╭─ SOURCE
In this notebook, you can try DeepVoice3-based single-speaker text-to-speech (en) using a model trained on [LJSpeech dataset](https://keithito.com/LJ-Speech-Dataset/). The notebook is supposed to be executed on [Google colab](https://colab.research.google.com) so you don't have to setup your machines locally.

**Estimated time to complete**: 5 miniutes.

- Code: https://github.com/r9y9/deepvoice3_pytorch
- Audio samples: https://r9y9.github.io/deepvoice3_pytorch/

## Setup

### Install dependencies

In [None]:
import os
from os.path import exists, join, expanduser

# Clone
name = "deepvoice3_pytorch"
if not exists(name):
  ! git clone https://github.com/r9y9/$name

In [None]:
# Change working directory to the project dir
# os.chdir(join(expanduser("~"), name)) # commented out the old line
os.chdir(name) # Change to the current directory where the repository was cloned

!git checkout 7a10ac6763eda92595e257543494b6a95f64229b --quiet

# Install dependencices
!pip install -q -e '.[bin]'

In [None]:
%pylab inline
! pip install -q librosa nltk

import torch
import numpy as np
import librosa
import librosa.display
import IPython
from IPython.display import Audio
# need this for English text processing frontend
import nltk
! python -m nltk.downloader cmudict

### Download a pre-trained model

In [None]:
preset = "20180505_deepvoice3_ljspeech.json"
checkpoint_path = "20180505_deepvoice3_checkpoint_step000640000.pth"

In [None]:
if not exists(preset):
  !curl -O -L "https://www.dropbox.com/s/0ck82unm0bo0rxd/20180505_deepvoice3_ljspeech.json"
if not exists(checkpoint_path):
  !curl -O -L "https://www.dropbox.com/s/5ucl9remrwy5oeg/20180505_deepvoice3_checkpoint_step000640000.pth"

## Synthesis

### Setup hyper parameters

In [None]:
import hparams
import json
import tensorflow as tf
from tensorflow.python.training.hparams import HParams


# Load parameters from preset
with open(preset) as f:
  preset_content = f.read()
  if preset_content:
    print(type(preset_content))
    print(preset_content)
    # Create a new HParams object and parse the JSON content
    hp = HParams()
    hp.parse_json(preset_content)
╰─
╭─ DATA ROWS
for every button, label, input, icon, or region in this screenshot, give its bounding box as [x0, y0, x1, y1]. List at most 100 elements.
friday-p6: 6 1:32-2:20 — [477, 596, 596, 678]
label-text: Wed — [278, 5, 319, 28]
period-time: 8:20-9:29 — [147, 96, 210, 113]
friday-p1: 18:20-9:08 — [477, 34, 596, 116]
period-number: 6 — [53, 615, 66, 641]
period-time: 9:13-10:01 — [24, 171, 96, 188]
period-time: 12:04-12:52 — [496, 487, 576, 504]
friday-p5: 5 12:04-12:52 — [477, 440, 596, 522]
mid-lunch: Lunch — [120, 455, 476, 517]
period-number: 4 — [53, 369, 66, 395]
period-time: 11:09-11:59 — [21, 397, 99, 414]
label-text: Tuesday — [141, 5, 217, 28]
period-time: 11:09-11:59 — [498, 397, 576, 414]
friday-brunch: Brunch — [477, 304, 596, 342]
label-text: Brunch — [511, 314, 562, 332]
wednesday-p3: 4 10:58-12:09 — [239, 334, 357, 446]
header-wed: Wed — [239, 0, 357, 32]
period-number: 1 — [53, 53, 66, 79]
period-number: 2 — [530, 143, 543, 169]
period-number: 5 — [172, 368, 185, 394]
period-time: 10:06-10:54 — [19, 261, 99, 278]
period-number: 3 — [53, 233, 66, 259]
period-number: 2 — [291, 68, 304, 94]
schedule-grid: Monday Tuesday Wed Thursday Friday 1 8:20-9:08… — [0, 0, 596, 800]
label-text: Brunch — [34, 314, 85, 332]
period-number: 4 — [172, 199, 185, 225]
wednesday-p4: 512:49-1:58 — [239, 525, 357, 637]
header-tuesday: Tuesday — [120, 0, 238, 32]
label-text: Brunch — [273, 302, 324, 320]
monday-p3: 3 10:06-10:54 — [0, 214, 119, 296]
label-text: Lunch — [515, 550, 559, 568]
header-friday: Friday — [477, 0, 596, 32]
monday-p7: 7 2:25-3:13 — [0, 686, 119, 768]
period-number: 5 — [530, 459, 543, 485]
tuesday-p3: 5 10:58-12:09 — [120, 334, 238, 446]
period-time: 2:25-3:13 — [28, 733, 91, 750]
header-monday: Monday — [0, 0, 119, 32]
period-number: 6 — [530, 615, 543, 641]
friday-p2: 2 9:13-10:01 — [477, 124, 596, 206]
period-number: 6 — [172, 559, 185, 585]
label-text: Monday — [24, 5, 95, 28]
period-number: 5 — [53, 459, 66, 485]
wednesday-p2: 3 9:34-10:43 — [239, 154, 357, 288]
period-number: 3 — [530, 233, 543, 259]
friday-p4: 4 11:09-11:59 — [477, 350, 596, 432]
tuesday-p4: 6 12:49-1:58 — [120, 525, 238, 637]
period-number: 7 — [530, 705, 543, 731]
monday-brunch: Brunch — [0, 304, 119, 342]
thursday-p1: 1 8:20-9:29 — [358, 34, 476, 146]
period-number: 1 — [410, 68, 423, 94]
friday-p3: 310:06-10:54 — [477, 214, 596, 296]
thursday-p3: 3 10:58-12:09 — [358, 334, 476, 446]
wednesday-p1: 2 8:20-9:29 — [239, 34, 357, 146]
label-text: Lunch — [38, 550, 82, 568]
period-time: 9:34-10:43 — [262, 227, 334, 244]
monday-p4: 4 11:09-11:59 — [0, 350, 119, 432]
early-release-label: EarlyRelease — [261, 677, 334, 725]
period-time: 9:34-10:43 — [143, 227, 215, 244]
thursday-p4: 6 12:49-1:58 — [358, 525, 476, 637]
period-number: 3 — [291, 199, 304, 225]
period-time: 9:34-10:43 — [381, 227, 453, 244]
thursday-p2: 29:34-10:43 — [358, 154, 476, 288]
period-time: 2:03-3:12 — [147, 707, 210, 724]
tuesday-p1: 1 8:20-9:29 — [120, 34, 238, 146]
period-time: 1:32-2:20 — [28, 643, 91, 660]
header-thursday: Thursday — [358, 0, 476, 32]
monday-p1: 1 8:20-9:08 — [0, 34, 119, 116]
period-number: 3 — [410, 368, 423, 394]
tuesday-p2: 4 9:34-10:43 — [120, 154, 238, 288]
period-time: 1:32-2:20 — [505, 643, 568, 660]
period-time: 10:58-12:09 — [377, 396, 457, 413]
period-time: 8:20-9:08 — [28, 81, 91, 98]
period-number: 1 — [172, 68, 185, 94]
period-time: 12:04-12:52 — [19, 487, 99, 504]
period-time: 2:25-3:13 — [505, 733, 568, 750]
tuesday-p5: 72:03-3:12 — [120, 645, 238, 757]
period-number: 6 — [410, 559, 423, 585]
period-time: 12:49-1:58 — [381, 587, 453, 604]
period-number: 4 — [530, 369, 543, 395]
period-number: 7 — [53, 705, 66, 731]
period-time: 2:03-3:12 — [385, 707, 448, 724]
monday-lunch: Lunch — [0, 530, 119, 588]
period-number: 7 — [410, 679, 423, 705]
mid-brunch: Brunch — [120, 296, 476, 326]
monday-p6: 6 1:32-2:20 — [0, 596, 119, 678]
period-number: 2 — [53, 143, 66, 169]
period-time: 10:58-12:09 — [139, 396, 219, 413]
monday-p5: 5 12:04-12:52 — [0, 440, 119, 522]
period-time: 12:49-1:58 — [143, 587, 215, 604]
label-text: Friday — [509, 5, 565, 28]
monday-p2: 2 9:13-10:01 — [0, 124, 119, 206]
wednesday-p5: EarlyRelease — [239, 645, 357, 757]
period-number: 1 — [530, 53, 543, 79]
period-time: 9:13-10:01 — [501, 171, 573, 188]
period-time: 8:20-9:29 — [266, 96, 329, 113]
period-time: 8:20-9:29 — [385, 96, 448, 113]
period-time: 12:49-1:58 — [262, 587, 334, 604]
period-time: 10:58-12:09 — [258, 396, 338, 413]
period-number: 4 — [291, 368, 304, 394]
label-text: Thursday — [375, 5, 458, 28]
╰─
= EXERCISE AIM =
Rewrite the stretch of the DeepVoice3 notebook from "# Load parameters" through "hp.parse_json(preset_content)", changing "preset_content" to "preset_text" throughout.

= IN RESPONSE =
# Load parameters from preset
with open(preset) as f:
  preset_text = f.read()
  if preset_text:
    print(type(preset_text))
    print(preset_text)
    # Create a new HParams object and parse the JSON content
    hp = HParams()
    hp.parse_json(preset_text)